━━ Available records ━━

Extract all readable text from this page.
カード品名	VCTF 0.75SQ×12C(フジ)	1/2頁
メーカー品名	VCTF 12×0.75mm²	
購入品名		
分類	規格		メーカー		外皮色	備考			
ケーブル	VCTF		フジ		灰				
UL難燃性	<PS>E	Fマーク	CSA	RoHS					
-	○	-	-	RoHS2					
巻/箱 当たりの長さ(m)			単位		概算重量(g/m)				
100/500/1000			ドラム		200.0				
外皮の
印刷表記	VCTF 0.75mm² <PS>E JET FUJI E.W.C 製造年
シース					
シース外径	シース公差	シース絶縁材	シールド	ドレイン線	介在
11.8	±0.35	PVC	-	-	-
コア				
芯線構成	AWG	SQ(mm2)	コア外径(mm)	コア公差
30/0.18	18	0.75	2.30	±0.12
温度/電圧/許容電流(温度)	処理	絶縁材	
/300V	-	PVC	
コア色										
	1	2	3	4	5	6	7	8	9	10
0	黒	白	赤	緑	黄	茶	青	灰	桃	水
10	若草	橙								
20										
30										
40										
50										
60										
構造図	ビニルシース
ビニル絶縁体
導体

━━━

Brief - Repeat the records above exactly, from the first line to the last.

Answer to this problem -
Extract all readable text from this page.
カード品名	VCTF 0.75SQ×12C(フジ)	1/2頁
メーカー品名	VCTF 12×0.75mm²	
購入品名		
分類	規格		メーカー		外皮色	備考			
ケーブル	VCTF		フジ		灰				
UL難燃性	<PS>E	Fマーク	CSA	RoHS					
-	○	-	-	RoHS2					
巻/箱 当たりの長さ(m)			単位		概算重量(g/m)				
100/500/1000			ドラム		200.0				
外皮の
印刷表記	VCTF 0.75mm² <PS>E JET FUJI E.W.C 製造年
シース					
シース外径	シース公差	シース絶縁材	シールド	ドレイン線	介在
11.8	±0.35	PVC	-	-	-
コア				
芯線構成	AWG	SQ(mm2)	コア外径(mm)	コア公差
30/0.18	18	0.75	2.30	±0.12
温度/電圧/許容電流(温度)	処理	絶縁材	
/300V	-	PVC	
コア色										
	1	2	3	4	5	6	7	8	9	10
0	黒	白	赤	緑	黄	茶	青	灰	桃	水
10	若草	橙								
20										
30										
40										
50										
60										
構造図	ビニルシース
ビニル絶縁体
導体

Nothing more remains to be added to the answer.